▸ **WORK TO COMPLETE**
Every line below that contains "International" is to be copied.

____

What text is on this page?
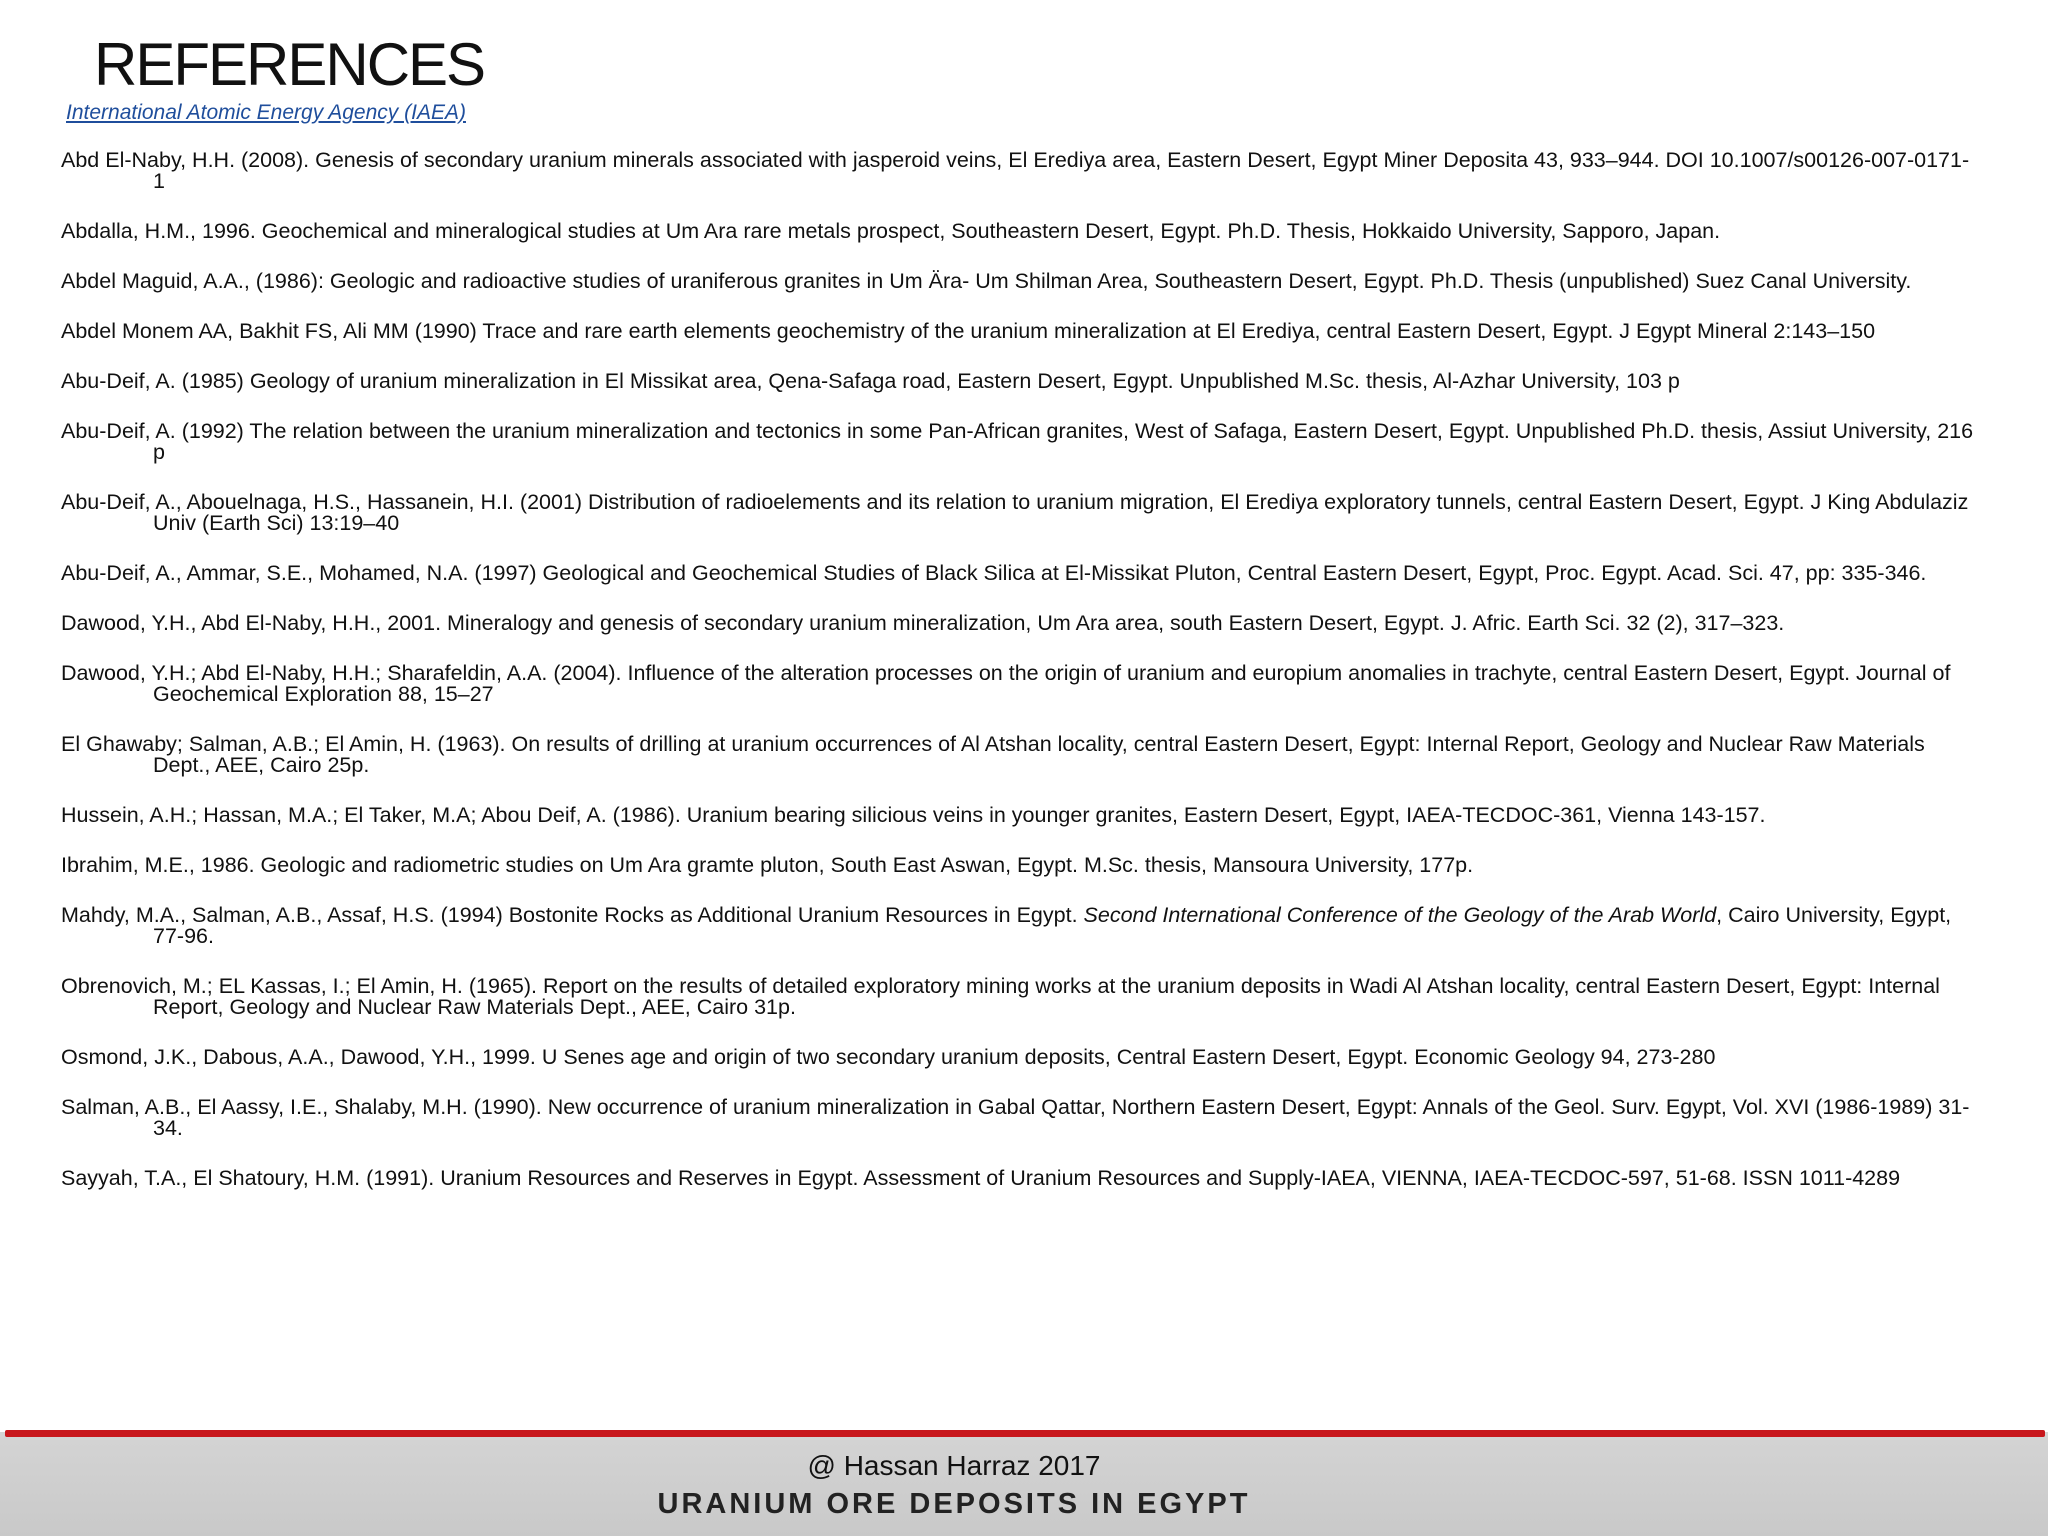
REFERENCES
International Atomic Energy Agency (IAEA)
Abd El-Naby, H.H. (2008). Genesis of secondary uranium minerals associated with jasperoid veins, El Erediya area, Eastern Desert, Egypt Miner Deposita 43, 933–944. DOI 10.1007/s00126-007-0171-1
Abdalla, H.M., 1996. Geochemical and mineralogical studies at Um Ara rare metals prospect, Southeastern Desert, Egypt. Ph.D. Thesis, Hokkaido University, Sapporo, Japan.
Abdel Maguid, A.A., (1986): Geologic and radioactive studies of uraniferous granites in Um Ära- Um Shilman Area, Southeastern Desert, Egypt. Ph.D. Thesis (unpublished) Suez Canal University.
Abdel Monem AA, Bakhit FS, Ali MM (1990) Trace and rare earth elements geochemistry of the uranium mineralization at El Erediya, central Eastern Desert, Egypt. J Egypt Mineral 2:143–150
Abu-Deif, A. (1985) Geology of uranium mineralization in El Missikat area, Qena-Safaga road, Eastern Desert, Egypt. Unpublished M.Sc. thesis, Al-Azhar University, 103 p
Abu-Deif, A. (1992) The relation between the uranium mineralization and tectonics in some Pan-African granites, West of Safaga, Eastern Desert, Egypt. Unpublished Ph.D. thesis, Assiut University, 216 p
Abu-Deif, A., Abouelnaga, H.S., Hassanein, H.I. (2001) Distribution of radioelements and its relation to uranium migration, El Erediya exploratory tunnels, central Eastern Desert, Egypt. J King Abdulaziz Univ (Earth Sci) 13:19–40
Abu-Deif, A., Ammar, S.E., Mohamed, N.A. (1997) Geological and Geochemical Studies of Black Silica at El-Missikat Pluton, Central Eastern Desert, Egypt, Proc. Egypt. Acad. Sci. 47, pp: 335-346.
Dawood, Y.H., Abd El-Naby, H.H., 2001. Mineralogy and genesis of secondary uranium mineralization, Um Ara area, south Eastern Desert, Egypt. J. Afric. Earth Sci. 32 (2), 317–323.
Dawood, Y.H.; Abd El-Naby, H.H.; Sharafeldin, A.A. (2004). Influence of the alteration processes on the origin of uranium and europium anomalies in trachyte, central Eastern Desert, Egypt. Journal of Geochemical Exploration 88, 15–27
El Ghawaby; Salman, A.B.; El Amin, H. (1963). On results of drilling at uranium occurrences of Al Atshan locality, central Eastern Desert, Egypt: Internal Report, Geology and Nuclear Raw Materials Dept., AEE, Cairo 25p.
Hussein, A.H.; Hassan, M.A.; El Taker, M.A; Abou Deif, A. (1986). Uranium bearing silicious veins in younger granites, Eastern Desert, Egypt, IAEA-TECDOC-361, Vienna 143-157.
Ibrahim, M.E., 1986. Geologic and radiometric studies on Um Ara gramte pluton, South East Aswan, Egypt. M.Sc. thesis, Mansoura University, 177p.
Mahdy, M.A., Salman, A.B., Assaf, H.S. (1994) Bostonite Rocks as Additional Uranium Resources in Egypt. Second International Conference of the Geology of the Arab World, Cairo University, Egypt, 77-96.
Obrenovich, M.; EL Kassas, I.; El Amin, H. (1965). Report on the results of detailed exploratory mining works at the uranium deposits in Wadi Al Atshan locality, central Eastern Desert, Egypt: Internal Report, Geology and Nuclear Raw Materials Dept., AEE, Cairo 31p.
Osmond, J.K., Dabous, A.A., Dawood, Y.H., 1999. U Senes age and origin of two secondary uranium deposits, Central Eastern Desert, Egypt. Economic Geology 94, 273-280
Salman, A.B., El Aassy, I.E., Shalaby, M.H. (1990). New occurrence of uranium mineralization in Gabal Qattar, Northern Eastern Desert, Egypt: Annals of the Geol. Surv. Egypt, Vol. XVI (1986-1989) 31-34.
Sayyah, T.A., El Shatoury, H.M. (1991). Uranium Resources and Reserves in Egypt. Assessment of Uranium Resources and Supply-IAEA, VIENNA, IAEA-TECDOC-597, 51-68. ISSN 1011-4289
@ Hassan Harraz 2017
URANIUM ORE DEPOSITS IN EGYPT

____

▸ **THE COMPLETED TASK**
International Atomic Energy Agency (IAEA)
Mahdy, M.A., Salman, A.B., Assaf, H.S. (1994) Bostonite Rocks as Additional Uranium Resources in Egypt. Second International Conference of the Geology of the Arab World, Cairo University, Egypt, 77-96.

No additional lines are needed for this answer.